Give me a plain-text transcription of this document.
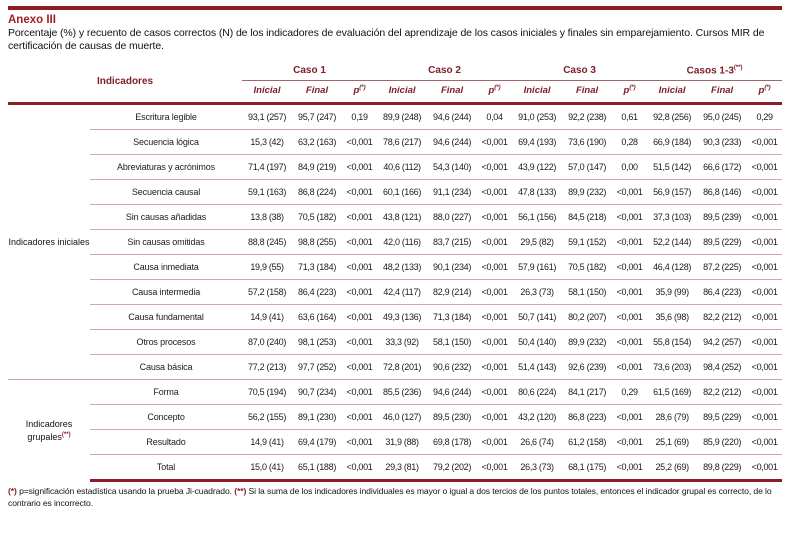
Anexo III

Porcentaje (%) y recuento de casos correctos (N) de los indicadores de evaluación del aprendizaje de los casos iniciales y finales sin emparejamiento. Cursos MIR de certificación de causas de muerte.

Indicadores		Caso 1			Caso 2			Caso 3			Casos 1-3(**)
		Inicial	Final	p(*)	Inicial	Final	p(*)	Inicial	Final	p(*)	Inicial	Final	p(*)
Indicadores iniciales	Escritura legible	93,1 (257)	95,7 (247)	0,19	89,9 (248)	94,6 (244)	0,04	91,0 (253)	92,2 (238)	0,61	92,8 (256)	95,0 (245)	0,29
	Secuencia lógica	15,3 (42)	63,2 (163)	<0,001	78,6 (217)	94,6 (244)	<0,001	69,4 (193)	73,6 (190)	0,28	66,9 (184)	90,3 (233)	<0,001
	Abreviaturas y acrónimos	71,4 (197)	84,9 (219)	<0,001	40,6 (112)	54,3 (140)	<0,001	43,9 (122)	57,0 (147)	0,00	51,5 (142)	66,6 (172)	<0,001
	Secuencia causal	59,1 (163)	86,8 (224)	<0,001	60,1 (166)	91,1 (234)	<0,001	47,8 (133)	89,9 (232)	<0,001	56,9 (157)	86,8 (146)	<0,001
	Sin causas añadidas	13,8 (38)	70,5 (182)	<0,001	43,8 (121)	88,0 (227)	<0,001	56,1 (156)	84,5 (218)	<0,001	37,3 (103)	89,5 (239)	<0,001
	Sin causas omitidas	88,8 (245)	98,8 (255)	<0,001	42,0 (116)	83,7 (215)	<0,001	29,5 (82)	59,1 (152)	<0,001	52,2 (144)	89,5 (229)	<0,001
	Causa inmediata	19,9 (55)	71,3 (184)	<0,001	48,2 (133)	90,1 (234)	<0,001	57,9 (161)	70,5 (182)	<0,001	46,4 (128)	87,2 (225)	<0,001
	Causa intermedia	57,2 (158)	86,4 (223)	<0,001	42,4 (117)	82,9 (214)	<0,001	26,3 (73)	58,1 (150)	<0,001	35,9 (99)	86,4 (223)	<0,001
	Causa fundamental	14,9 (41)	63,6 (164)	<0,001	49,3 (136)	71,3 (184)	<0,001	50,7 (141)	80,2 (207)	<0,001	35,6 (98)	82,2 (212)	<0,001
	Otros procesos	87,0 (240)	98,1 (253)	<0,001	33,3 (92)	58,1 (150)	<0,001	50,4 (140)	89,9 (232)	<0,001	55,8 (154)	94,2 (257)	<0,001
	Causa básica	77,2 (213)	97,7 (252)	<0,001	72,8 (201)	90,6 (232)	<0,001	51,4 (143)	92,6 (239)	<0,001	73,6 (203)	98,4 (252)	<0,001
Indicadores grupales(**)	Forma	70,5 (194)	90,7 (234)	<0,001	85,5 (236)	94,6 (244)	<0,001	80,6 (224)	84,1 (217)	0,29	61,5 (169)	82,2 (212)	<0,001
	Concepto	56,2 (155)	89,1 (230)	<0,001	46,0 (127)	89,5 (230)	<0,001	43,2 (120)	86,8 (223)	<0,001	28,6 (79)	89,5 (229)	<0,001
	Resultado	14,9 (41)	69,4 (179)	<0,001	31,9 (88)	69,8 (178)	<0,001	26,6 (74)	61,2 (158)	<0,001	25,1 (69)	85,9 (220)	<0,001
	Total	15,0 (41)	65,1 (188)	<0,001	29,3 (81)	79,2 (202)	<0,001	26,3 (73)	68,1 (175)	<0,001	25,2 (69)	89,8 (229)	<0,001

(*) p=significación estadística usando la prueba Ji-cuadrado. (**) Si la suma de los indicadores individuales es mayor o igual a dos tercios de los puntos totales, entonces el indicador grupal es correcto, de lo contrario es incorrecto.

----

§ **Job**
Repeat each entry exactly. Pictures do not belong in the copy.

§ **Response to this task**
Give me a plain-text transcription of this document.
Anexo III

Porcentaje (%) y recuento de casos correctos (N) de los indicadores de evaluación del aprendizaje de los casos iniciales y finales sin emparejamiento. Cursos MIR de certificación de causas de muerte.

Indicadores		Caso 1			Caso 2			Caso 3			Casos 1-3(**)
		Inicial	Final	p(*)	Inicial	Final	p(*)	Inicial	Final	p(*)	Inicial	Final	p(*)
Indicadores iniciales	Escritura legible	93,1 (257)	95,7 (247)	0,19	89,9 (248)	94,6 (244)	0,04	91,0 (253)	92,2 (238)	0,61	92,8 (256)	95,0 (245)	0,29
	Secuencia lógica	15,3 (42)	63,2 (163)	<0,001	78,6 (217)	94,6 (244)	<0,001	69,4 (193)	73,6 (190)	0,28	66,9 (184)	90,3 (233)	<0,001
	Abreviaturas y acrónimos	71,4 (197)	84,9 (219)	<0,001	40,6 (112)	54,3 (140)	<0,001	43,9 (122)	57,0 (147)	0,00	51,5 (142)	66,6 (172)	<0,001
	Secuencia causal	59,1 (163)	86,8 (224)	<0,001	60,1 (166)	91,1 (234)	<0,001	47,8 (133)	89,9 (232)	<0,001	56,9 (157)	86,8 (146)	<0,001
	Sin causas añadidas	13,8 (38)	70,5 (182)	<0,001	43,8 (121)	88,0 (227)	<0,001	56,1 (156)	84,5 (218)	<0,001	37,3 (103)	89,5 (239)	<0,001
	Sin causas omitidas	88,8 (245)	98,8 (255)	<0,001	42,0 (116)	83,7 (215)	<0,001	29,5 (82)	59,1 (152)	<0,001	52,2 (144)	89,5 (229)	<0,001
	Causa inmediata	19,9 (55)	71,3 (184)	<0,001	48,2 (133)	90,1 (234)	<0,001	57,9 (161)	70,5 (182)	<0,001	46,4 (128)	87,2 (225)	<0,001
	Causa intermedia	57,2 (158)	86,4 (223)	<0,001	42,4 (117)	82,9 (214)	<0,001	26,3 (73)	58,1 (150)	<0,001	35,9 (99)	86,4 (223)	<0,001
	Causa fundamental	14,9 (41)	63,6 (164)	<0,001	49,3 (136)	71,3 (184)	<0,001	50,7 (141)	80,2 (207)	<0,001	35,6 (98)	82,2 (212)	<0,001
	Otros procesos	87,0 (240)	98,1 (253)	<0,001	33,3 (92)	58,1 (150)	<0,001	50,4 (140)	89,9 (232)	<0,001	55,8 (154)	94,2 (257)	<0,001
	Causa básica	77,2 (213)	97,7 (252)	<0,001	72,8 (201)	90,6 (232)	<0,001	51,4 (143)	92,6 (239)	<0,001	73,6 (203)	98,4 (252)	<0,001
Indicadores grupales(**)	Forma	70,5 (194)	90,7 (234)	<0,001	85,5 (236)	94,6 (244)	<0,001	80,6 (224)	84,1 (217)	0,29	61,5 (169)	82,2 (212)	<0,001
	Concepto	56,2 (155)	89,1 (230)	<0,001	46,0 (127)	89,5 (230)	<0,001	43,2 (120)	86,8 (223)	<0,001	28,6 (79)	89,5 (229)	<0,001
	Resultado	14,9 (41)	69,4 (179)	<0,001	31,9 (88)	69,8 (178)	<0,001	26,6 (74)	61,2 (158)	<0,001	25,1 (69)	85,9 (220)	<0,001
	Total	15,0 (41)	65,1 (188)	<0,001	29,3 (81)	79,2 (202)	<0,001	26,3 (73)	68,1 (175)	<0,001	25,2 (69)	89,8 (229)	<0,001

(*) p=significación estadística usando la prueba Ji-cuadrado. (**) Si la suma de los indicadores individuales es mayor o igual a dos tercios de los puntos totales, entonces el indicador grupal es correcto, de lo contrario es incorrecto.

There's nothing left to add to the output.